Job:
Find the lines with the string "title" and return them.

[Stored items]
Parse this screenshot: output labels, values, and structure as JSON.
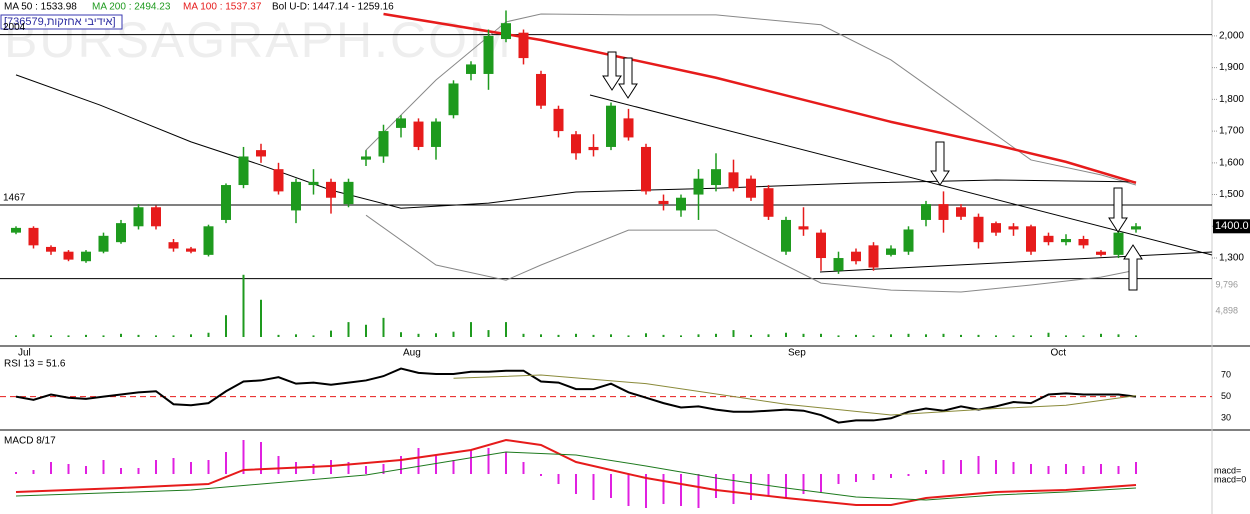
{
  "chart_data": [
    {
      "type": "candlestick",
      "title": "[736579,אידיבי אחזקות]",
      "watermark": "BURSAGRAPH.COM",
      "categories": [
        "Jul",
        null,
        null,
        null,
        null,
        null,
        null,
        null,
        null,
        null,
        null,
        null,
        null,
        null,
        null,
        null,
        null,
        null,
        null,
        null,
        null,
        null,
        "Aug",
        null,
        null,
        null,
        null,
        null,
        null,
        null,
        null,
        null,
        null,
        null,
        null,
        null,
        null,
        null,
        null,
        null,
        null,
        null,
        null,
        null,
        "Sep",
        null,
        null,
        null,
        null,
        null,
        null,
        null,
        null,
        null,
        null,
        null,
        null,
        null,
        null,
        "Oct",
        null,
        null,
        null,
        null,
        null
      ],
      "open": [
        1380,
        1395,
        1335,
        1320,
        1290,
        1320,
        1350,
        1400,
        1460,
        1350,
        1330,
        1310,
        1420,
        1530,
        1640,
        1580,
        1450,
        1530,
        1540,
        1470,
        1610,
        1620,
        1710,
        1730,
        1650,
        1750,
        1880,
        1880,
        1990,
        2010,
        1880,
        1770,
        1690,
        1650,
        1650,
        1740,
        1650,
        1480,
        1450,
        1500,
        1530,
        1570,
        1550,
        1520,
        1320,
        1400,
        1380,
        1260,
        1320,
        1340,
        1310,
        1320,
        1420,
        1470,
        1460,
        1430,
        1410,
        1400,
        1400,
        1370,
        1350,
        1360,
        1320,
        1310,
        1390
      ],
      "high": [
        1400,
        1400,
        1340,
        1325,
        1325,
        1380,
        1420,
        1470,
        1465,
        1360,
        1335,
        1405,
        1535,
        1650,
        1660,
        1600,
        1550,
        1580,
        1550,
        1550,
        1640,
        1720,
        1750,
        1740,
        1740,
        1860,
        1920,
        2020,
        2080,
        2020,
        1890,
        1780,
        1700,
        1690,
        1790,
        1770,
        1660,
        1500,
        1500,
        1580,
        1630,
        1610,
        1560,
        1530,
        1430,
        1460,
        1390,
        1320,
        1330,
        1350,
        1340,
        1400,
        1480,
        1510,
        1470,
        1440,
        1415,
        1410,
        1405,
        1380,
        1375,
        1370,
        1325,
        1390,
        1410
      ],
      "low": [
        1375,
        1330,
        1310,
        1290,
        1285,
        1315,
        1345,
        1390,
        1390,
        1320,
        1315,
        1305,
        1410,
        1520,
        1600,
        1500,
        1410,
        1500,
        1440,
        1460,
        1590,
        1600,
        1680,
        1640,
        1610,
        1740,
        1860,
        1830,
        1980,
        1910,
        1770,
        1680,
        1610,
        1620,
        1640,
        1670,
        1500,
        1450,
        1430,
        1420,
        1510,
        1510,
        1480,
        1420,
        1310,
        1370,
        1260,
        1250,
        1280,
        1260,
        1305,
        1310,
        1400,
        1380,
        1420,
        1330,
        1370,
        1370,
        1310,
        1340,
        1340,
        1330,
        1305,
        1300,
        1380
      ],
      "close": [
        1395,
        1340,
        1320,
        1295,
        1320,
        1370,
        1410,
        1460,
        1400,
        1330,
        1320,
        1400,
        1530,
        1620,
        1620,
        1510,
        1540,
        1540,
        1490,
        1540,
        1620,
        1700,
        1740,
        1650,
        1730,
        1850,
        1910,
        2000,
        2040,
        1930,
        1780,
        1700,
        1630,
        1640,
        1780,
        1680,
        1510,
        1470,
        1490,
        1550,
        1580,
        1520,
        1490,
        1430,
        1420,
        1390,
        1300,
        1300,
        1290,
        1270,
        1330,
        1390,
        1470,
        1420,
        1430,
        1350,
        1380,
        1390,
        1320,
        1350,
        1360,
        1340,
        1310,
        1380,
        1400
      ],
      "up_color": "#1e9a1e",
      "down_color": "#e61b1b",
      "ylim": [
        1026,
        2113
      ],
      "yticks": [
        {
          "value": 1300,
          "label": "1,300"
        },
        {
          "value": 1400,
          "label": "1,400"
        },
        {
          "value": 1500,
          "label": "1,500"
        },
        {
          "value": 1600,
          "label": "1,600"
        },
        {
          "value": 1700,
          "label": "1,700"
        },
        {
          "value": 1800,
          "label": "1,800"
        },
        {
          "value": 1900,
          "label": "1,900"
        },
        {
          "value": 2000,
          "label": "2,000"
        }
      ],
      "series": [
        {
          "name": "MA 50 : 1533.98",
          "color": "#000000",
          "x": [
            0,
            4.8,
            10,
            14,
            18,
            22,
            27,
            32,
            40,
            48,
            56,
            64
          ],
          "values": [
            1877,
            1782,
            1666,
            1593,
            1514,
            1457,
            1473,
            1508,
            1520,
            1536,
            1546,
            1540
          ]
        },
        {
          "name": "MA 100 : 1537.37",
          "color": "#e61b1b",
          "x": [
            21,
            30,
            40,
            50,
            56,
            60,
            64
          ],
          "values": [
            2069,
            1987,
            1868,
            1729,
            1656,
            1603,
            1537
          ]
        }
      ],
      "ma200_label": "MA 200 : 2494.23",
      "ma200_color": "#1e9a1e",
      "bollinger": {
        "name": "Bol U-D: 1447.14 - 1259.16",
        "color": "#888888",
        "x": [
          20,
          24,
          28,
          30,
          35,
          40,
          46,
          50,
          54,
          58,
          62,
          64
        ],
        "upper": [
          1640,
          1861,
          2044,
          2069,
          2066,
          2066,
          2035,
          1924,
          1767,
          1609,
          1562,
          1530
        ],
        "lower": [
          1435,
          1278,
          1230,
          1278,
          1388,
          1388,
          1221,
          1199,
          1193,
          1215,
          1240,
          1262
        ]
      },
      "levels": [
        2004,
        1467
      ],
      "support": 1235,
      "last_price": {
        "value": 1400,
        "label": "1400.0"
      },
      "volume": {
        "color": "#1e9a1e",
        "ylim": [
          0,
          12600
        ],
        "yticks": [
          {
            "value": 4898,
            "label": "4,898"
          },
          {
            "value": 9796,
            "label": "9,796"
          }
        ],
        "values": [
          300,
          500,
          300,
          300,
          400,
          300,
          600,
          400,
          300,
          300,
          500,
          800,
          4100,
          11700,
          7000,
          400,
          500,
          300,
          1200,
          2800,
          2300,
          3600,
          900,
          600,
          700,
          1000,
          2800,
          1300,
          2800,
          600,
          500,
          400,
          600,
          400,
          500,
          300,
          700,
          400,
          300,
          500,
          600,
          1300,
          400,
          500,
          800,
          600,
          600,
          300,
          400,
          300,
          500,
          600,
          500,
          600,
          400,
          400,
          300,
          300,
          300,
          800,
          300,
          300,
          600,
          500,
          300
        ]
      }
    },
    {
      "type": "line",
      "title": "RSI 13 = 51.6",
      "ylim": [
        21,
        95
      ],
      "yticks": [
        30,
        50,
        70
      ],
      "reference": 50,
      "reference_color": "#e61b1b",
      "series": [
        {
          "color": "#000000",
          "values": [
            50,
            47,
            52,
            49,
            48,
            50,
            52,
            54,
            55,
            43,
            42,
            44,
            55,
            64,
            65,
            68,
            62,
            63,
            61,
            63,
            65,
            69,
            76,
            72,
            71,
            71,
            73,
            73,
            74,
            74,
            64,
            63,
            57,
            57,
            62,
            54,
            49,
            44,
            40,
            41,
            38,
            36,
            36,
            37,
            38,
            37,
            33,
            26,
            28,
            28,
            30,
            36,
            39,
            37,
            41,
            38,
            41,
            45,
            44,
            52,
            53,
            52,
            52,
            52,
            50
          ]
        },
        {
          "color": "#8a8a3a",
          "x": [
            25,
            30,
            36,
            44,
            50,
            56,
            60,
            64
          ],
          "values": [
            67,
            70,
            62,
            43,
            33,
            39,
            42,
            51
          ]
        }
      ]
    },
    {
      "type": "bar",
      "title": "MACD 8/17",
      "right_labels": [
        "macd=",
        "macd=0"
      ],
      "ylim": [
        -40,
        42
      ],
      "histogram": {
        "color": "#e020e0",
        "values": [
          2,
          4,
          12,
          10,
          8,
          14,
          6,
          6,
          14,
          16,
          12,
          14,
          22,
          34,
          32,
          18,
          12,
          10,
          14,
          12,
          8,
          10,
          18,
          26,
          18,
          14,
          24,
          26,
          22,
          12,
          -2,
          -10,
          -20,
          -26,
          -24,
          -32,
          -34,
          -30,
          -32,
          -34,
          -24,
          -30,
          -26,
          -22,
          -24,
          -20,
          -18,
          -10,
          -8,
          -6,
          -4,
          -2,
          4,
          14,
          14,
          18,
          14,
          12,
          10,
          8,
          10,
          8,
          10,
          8,
          12
        ]
      },
      "series": [
        {
          "color": "#e61b1b",
          "x": [
            0,
            6,
            11,
            13,
            18,
            22,
            26,
            28,
            30,
            32,
            36,
            40,
            44,
            48,
            50,
            52,
            56,
            60,
            64
          ],
          "values": [
            -18,
            -14,
            -10,
            4,
            8,
            14,
            24,
            34,
            29,
            12,
            -4,
            -16,
            -24,
            -31,
            -31,
            -24,
            -18,
            -16,
            -11
          ]
        },
        {
          "color": "#1e7a1e",
          "x": [
            0,
            10,
            20,
            28,
            32,
            36,
            40,
            44,
            48,
            52,
            56,
            60,
            64
          ],
          "values": [
            -22,
            -16,
            -1,
            22,
            19,
            8,
            -4,
            -14,
            -23,
            -26,
            -21,
            -18,
            -14
          ]
        }
      ]
    }
  ]
}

Exercise solution:
      "title": "[736579,אידיבי אחזקות]",
      "title": "RSI 13 = 51.6",
      "title": "MACD 8/17",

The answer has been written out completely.